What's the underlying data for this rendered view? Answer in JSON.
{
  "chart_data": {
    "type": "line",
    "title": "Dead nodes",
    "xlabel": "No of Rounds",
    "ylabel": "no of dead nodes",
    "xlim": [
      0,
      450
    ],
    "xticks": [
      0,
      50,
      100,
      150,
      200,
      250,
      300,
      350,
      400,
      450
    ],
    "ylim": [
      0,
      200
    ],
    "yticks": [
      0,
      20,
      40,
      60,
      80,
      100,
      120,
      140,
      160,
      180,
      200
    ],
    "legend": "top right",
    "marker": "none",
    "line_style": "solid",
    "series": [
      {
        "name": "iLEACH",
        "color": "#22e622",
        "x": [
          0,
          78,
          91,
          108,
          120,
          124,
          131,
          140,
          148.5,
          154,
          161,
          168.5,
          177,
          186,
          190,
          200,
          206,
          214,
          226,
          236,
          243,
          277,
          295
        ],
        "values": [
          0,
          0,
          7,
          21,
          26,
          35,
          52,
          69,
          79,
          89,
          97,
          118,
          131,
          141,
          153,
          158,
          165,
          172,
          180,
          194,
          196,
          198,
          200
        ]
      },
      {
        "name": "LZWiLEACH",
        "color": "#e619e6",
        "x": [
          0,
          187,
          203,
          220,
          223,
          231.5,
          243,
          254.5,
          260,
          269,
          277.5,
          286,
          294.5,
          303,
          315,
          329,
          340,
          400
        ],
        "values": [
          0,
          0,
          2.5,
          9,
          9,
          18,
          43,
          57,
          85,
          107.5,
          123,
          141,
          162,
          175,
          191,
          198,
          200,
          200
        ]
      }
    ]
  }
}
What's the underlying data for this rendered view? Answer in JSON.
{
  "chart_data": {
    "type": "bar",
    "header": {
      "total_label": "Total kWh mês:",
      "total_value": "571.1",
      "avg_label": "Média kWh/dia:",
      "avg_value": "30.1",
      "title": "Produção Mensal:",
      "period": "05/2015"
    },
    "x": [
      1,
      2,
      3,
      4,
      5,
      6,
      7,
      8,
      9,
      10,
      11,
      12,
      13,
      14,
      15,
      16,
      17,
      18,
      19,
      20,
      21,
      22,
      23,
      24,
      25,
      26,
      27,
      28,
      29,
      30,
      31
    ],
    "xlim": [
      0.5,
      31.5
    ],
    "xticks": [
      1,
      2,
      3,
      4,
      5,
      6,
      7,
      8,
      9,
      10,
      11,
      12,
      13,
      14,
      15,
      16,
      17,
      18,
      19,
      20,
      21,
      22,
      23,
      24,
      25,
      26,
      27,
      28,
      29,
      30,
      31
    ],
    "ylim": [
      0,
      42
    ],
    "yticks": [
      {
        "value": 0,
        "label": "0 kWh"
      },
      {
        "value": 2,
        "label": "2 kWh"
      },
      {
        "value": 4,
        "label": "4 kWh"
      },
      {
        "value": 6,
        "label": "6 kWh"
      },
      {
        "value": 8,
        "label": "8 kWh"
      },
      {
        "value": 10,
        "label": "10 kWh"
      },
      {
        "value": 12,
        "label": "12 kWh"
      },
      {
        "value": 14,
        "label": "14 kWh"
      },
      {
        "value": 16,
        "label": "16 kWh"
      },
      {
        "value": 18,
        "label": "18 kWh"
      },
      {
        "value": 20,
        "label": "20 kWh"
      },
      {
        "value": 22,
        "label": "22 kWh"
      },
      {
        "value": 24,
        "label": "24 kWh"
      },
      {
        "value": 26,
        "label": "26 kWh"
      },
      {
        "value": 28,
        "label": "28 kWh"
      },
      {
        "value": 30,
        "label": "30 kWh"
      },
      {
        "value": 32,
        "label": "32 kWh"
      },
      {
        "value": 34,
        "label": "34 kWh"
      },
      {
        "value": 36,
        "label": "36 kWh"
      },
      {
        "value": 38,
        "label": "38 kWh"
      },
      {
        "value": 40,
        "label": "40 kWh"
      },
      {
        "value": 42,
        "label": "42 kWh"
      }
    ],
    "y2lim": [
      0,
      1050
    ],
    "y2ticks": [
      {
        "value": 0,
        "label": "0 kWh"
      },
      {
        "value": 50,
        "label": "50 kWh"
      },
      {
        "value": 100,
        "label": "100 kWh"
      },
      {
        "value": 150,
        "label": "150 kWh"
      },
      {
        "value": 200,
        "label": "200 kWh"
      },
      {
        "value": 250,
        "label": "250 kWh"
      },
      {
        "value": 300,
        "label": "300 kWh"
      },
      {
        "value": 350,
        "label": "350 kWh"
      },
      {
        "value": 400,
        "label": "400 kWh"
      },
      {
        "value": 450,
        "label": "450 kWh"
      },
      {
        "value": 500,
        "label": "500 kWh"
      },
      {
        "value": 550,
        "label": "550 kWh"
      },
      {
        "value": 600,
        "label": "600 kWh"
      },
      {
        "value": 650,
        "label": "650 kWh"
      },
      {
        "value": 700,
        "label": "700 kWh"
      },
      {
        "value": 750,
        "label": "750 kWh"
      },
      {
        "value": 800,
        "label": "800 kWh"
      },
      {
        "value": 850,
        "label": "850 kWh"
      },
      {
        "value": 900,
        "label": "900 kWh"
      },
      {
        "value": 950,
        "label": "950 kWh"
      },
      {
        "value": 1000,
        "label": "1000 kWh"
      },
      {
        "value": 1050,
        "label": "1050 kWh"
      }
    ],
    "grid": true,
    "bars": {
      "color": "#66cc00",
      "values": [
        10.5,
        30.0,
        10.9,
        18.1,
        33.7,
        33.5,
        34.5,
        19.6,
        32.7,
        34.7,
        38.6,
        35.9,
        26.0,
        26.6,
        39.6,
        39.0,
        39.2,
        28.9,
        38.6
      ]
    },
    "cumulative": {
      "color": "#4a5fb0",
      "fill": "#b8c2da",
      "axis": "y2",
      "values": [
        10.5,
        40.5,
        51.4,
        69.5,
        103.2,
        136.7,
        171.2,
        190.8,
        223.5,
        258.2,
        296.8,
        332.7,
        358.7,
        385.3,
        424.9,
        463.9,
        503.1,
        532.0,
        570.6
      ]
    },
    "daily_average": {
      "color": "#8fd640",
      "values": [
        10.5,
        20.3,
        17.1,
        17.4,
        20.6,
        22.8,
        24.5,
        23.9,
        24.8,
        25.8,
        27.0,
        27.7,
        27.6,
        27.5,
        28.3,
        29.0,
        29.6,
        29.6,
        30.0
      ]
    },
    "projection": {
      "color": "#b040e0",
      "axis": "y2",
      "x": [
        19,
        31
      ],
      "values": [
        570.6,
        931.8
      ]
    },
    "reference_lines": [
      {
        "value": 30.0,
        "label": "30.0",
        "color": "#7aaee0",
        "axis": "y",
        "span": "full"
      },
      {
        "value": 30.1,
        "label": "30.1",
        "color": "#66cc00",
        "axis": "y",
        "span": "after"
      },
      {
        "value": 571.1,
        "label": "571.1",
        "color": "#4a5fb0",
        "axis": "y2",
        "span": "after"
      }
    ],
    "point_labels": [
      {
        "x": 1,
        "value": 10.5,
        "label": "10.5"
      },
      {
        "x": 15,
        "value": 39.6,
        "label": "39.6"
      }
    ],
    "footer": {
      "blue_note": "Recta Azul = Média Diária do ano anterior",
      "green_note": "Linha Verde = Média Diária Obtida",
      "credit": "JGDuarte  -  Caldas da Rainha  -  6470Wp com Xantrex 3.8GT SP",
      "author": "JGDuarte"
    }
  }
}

Problem statement: Please repeat the listing exactly, with nothing left out.

Exercise output:
What's the underlying data for this rendered view? Answer in JSON.
{
  "chart_data": {
    "type": "line",
    "title": "Dead nodes",
    "xlabel": "No of Rounds",
    "ylabel": "no of dead nodes",
    "xlim": [
      0,
      450
    ],
    "xticks": [
      0,
      50,
      100,
      150,
      200,
      250,
      300,
      350,
      400,
      450
    ],
    "ylim": [
      0,
      200
    ],
    "yticks": [
      0,
      20,
      40,
      60,
      80,
      100,
      120,
      140,
      160,
      180,
      200
    ],
    "legend": "top right",
    "marker": "none",
    "line_style": "solid",
    "series": [
      {
        "name": "iLEACH",
        "color": "#22e622",
        "x": [
          0,
          78,
          91,
          108,
          120,
          124,
          131,
          140,
          148.5,
          154,
          161,
          168.5,
          177,
          186,
          190,
          200,
          206,
          214,
          226,
          236,
          243,
          277,
          295
        ],
        "values": [
          0,
          0,
          7,
          21,
          26,
          35,
          52,
          69,
          79,
          89,
          97,
          118,
          131,
          141,
          153,
          158,
          165,
          172,
          180,
          194,
          196,
          198,
          200
        ]
      },
      {
        "name": "LZWiLEACH",
        "color": "#e619e6",
        "x": [
          0,
          187,
          203,
          220,
          223,
          231.5,
          243,
          254.5,
          260,
          269,
          277.5,
          286,
          294.5,
          303,
          315,
          329,
          340,
          400
        ],
        "values": [
          0,
          0,
          2.5,
          9,
          9,
          18,
          43,
          57,
          85,
          107.5,
          123,
          141,
          162,
          175,
          191,
          198,
          200,
          200
        ]
      }
    ]
  }
}
What's the underlying data for this rendered view? Answer in JSON.
{
  "chart_data": {
    "type": "bar",
    "header": {
      "total_label": "Total kWh mês:",
      "total_value": "571.1",
      "avg_label": "Média kWh/dia:",
      "avg_value": "30.1",
      "title": "Produção Mensal:",
      "period": "05/2015"
    },
    "x": [
      1,
      2,
      3,
      4,
      5,
      6,
      7,
      8,
      9,
      10,
      11,
      12,
      13,
      14,
      15,
      16,
      17,
      18,
      19,
      20,
      21,
      22,
      23,
      24,
      25,
      26,
      27,
      28,
      29,
      30,
      31
    ],
    "xlim": [
      0.5,
      31.5
    ],
    "xticks": [
      1,
      2,
      3,
      4,
      5,
      6,
      7,
      8,
      9,
      10,
      11,
      12,
      13,
      14,
      15,
      16,
      17,
      18,
      19,
      20,
      21,
      22,
      23,
      24,
      25,
      26,
      27,
      28,
      29,
      30,
      31
    ],
    "ylim": [
      0,
      42
    ],
    "yticks": [
      {
        "value": 0,
        "label": "0 kWh"
      },
      {
        "value": 2,
        "label": "2 kWh"
      },
      {
        "value": 4,
        "label": "4 kWh"
      },
      {
        "value": 6,
        "label": "6 kWh"
      },
      {
        "value": 8,
        "label": "8 kWh"
      },
      {
        "value": 10,
        "label": "10 kWh"
      },
      {
        "value": 12,
        "label": "12 kWh"
      },
      {
        "value": 14,
        "label": "14 kWh"
      },
      {
        "value": 16,
        "label": "16 kWh"
      },
      {
        "value": 18,
        "label": "18 kWh"
      },
      {
        "value": 20,
        "label": "20 kWh"
      },
      {
        "value": 22,
        "label": "22 kWh"
      },
      {
        "value": 24,
        "label": "24 kWh"
      },
      {
        "value": 26,
        "label": "26 kWh"
      },
      {
        "value": 28,
        "label": "28 kWh"
      },
      {
        "value": 30,
        "label": "30 kWh"
      },
      {
        "value": 32,
        "label": "32 kWh"
      },
      {
        "value": 34,
        "label": "34 kWh"
      },
      {
        "value": 36,
        "label": "36 kWh"
      },
      {
        "value": 38,
        "label": "38 kWh"
      },
      {
        "value": 40,
        "label": "40 kWh"
      },
      {
        "value": 42,
        "label": "42 kWh"
      }
    ],
    "y2lim": [
      0,
      1050
    ],
    "y2ticks": [
      {
        "value": 0,
        "label": "0 kWh"
      },
      {
        "value": 50,
        "label": "50 kWh"
      },
      {
        "value": 100,
        "label": "100 kWh"
      },
      {
        "value": 150,
        "label": "150 kWh"
      },
      {
        "value": 200,
        "label": "200 kWh"
      },
      {
        "value": 250,
        "label": "250 kWh"
      },
      {
        "value": 300,
        "label": "300 kWh"
      },
      {
        "value": 350,
        "label": "350 kWh"
      },
      {
        "value": 400,
        "label": "400 kWh"
      },
      {
        "value": 450,
        "label": "450 kWh"
      },
      {
        "value": 500,
        "label": "500 kWh"
      },
      {
        "value": 550,
        "label": "550 kWh"
      },
      {
        "value": 600,
        "label": "600 kWh"
      },
      {
        "value": 650,
        "label": "650 kWh"
      },
      {
        "value": 700,
        "label": "700 kWh"
      },
      {
        "value": 750,
        "label": "750 kWh"
      },
      {
        "value": 800,
        "label": "800 kWh"
      },
      {
        "value": 850,
        "label": "850 kWh"
      },
      {
        "value": 900,
        "label": "900 kWh"
      },
      {
        "value": 950,
        "label": "950 kWh"
      },
      {
        "value": 1000,
        "label": "1000 kWh"
      },
      {
        "value": 1050,
        "label": "1050 kWh"
      }
    ],
    "grid": true,
    "bars": {
      "color": "#66cc00",
      "values": [
        10.5,
        30.0,
        10.9,
        18.1,
        33.7,
        33.5,
        34.5,
        19.6,
        32.7,
        34.7,
        38.6,
        35.9,
        26.0,
        26.6,
        39.6,
        39.0,
        39.2,
        28.9,
        38.6
      ]
    },
    "cumulative": {
      "color": "#4a5fb0",
      "fill": "#b8c2da",
      "axis": "y2",
      "values": [
        10.5,
        40.5,
        51.4,
        69.5,
        103.2,
        136.7,
        171.2,
        190.8,
        223.5,
        258.2,
        296.8,
        332.7,
        358.7,
        385.3,
        424.9,
        463.9,
        503.1,
        532.0,
        570.6
      ]
    },
    "daily_average": {
      "color": "#8fd640",
      "values": [
        10.5,
        20.3,
        17.1,
        17.4,
        20.6,
        22.8,
        24.5,
        23.9,
        24.8,
        25.8,
        27.0,
        27.7,
        27.6,
        27.5,
        28.3,
        29.0,
        29.6,
        29.6,
        30.0
      ]
    },
    "projection": {
      "color": "#b040e0",
      "axis": "y2",
      "x": [
        19,
        31
      ],
      "values": [
        570.6,
        931.8
      ]
    },
    "reference_lines": [
      {
        "value": 30.0,
        "label": "30.0",
        "color": "#7aaee0",
        "axis": "y",
        "span": "full"
      },
      {
        "value": 30.1,
        "label": "30.1",
        "color": "#66cc00",
        "axis": "y",
        "span": "after"
      },
      {
        "value": 571.1,
        "label": "571.1",
        "color": "#4a5fb0",
        "axis": "y2",
        "span": "after"
      }
    ],
    "point_labels": [
      {
        "x": 1,
        "value": 10.5,
        "label": "10.5"
      },
      {
        "x": 15,
        "value": 39.6,
        "label": "39.6"
      }
    ],
    "footer": {
      "blue_note": "Recta Azul = Média Diária do ano anterior",
      "green_note": "Linha Verde = Média Diária Obtida",
      "credit": "JGDuarte  -  Caldas da Rainha  -  6470Wp com Xantrex 3.8GT SP",
      "author": "JGDuarte"
    }
  }
}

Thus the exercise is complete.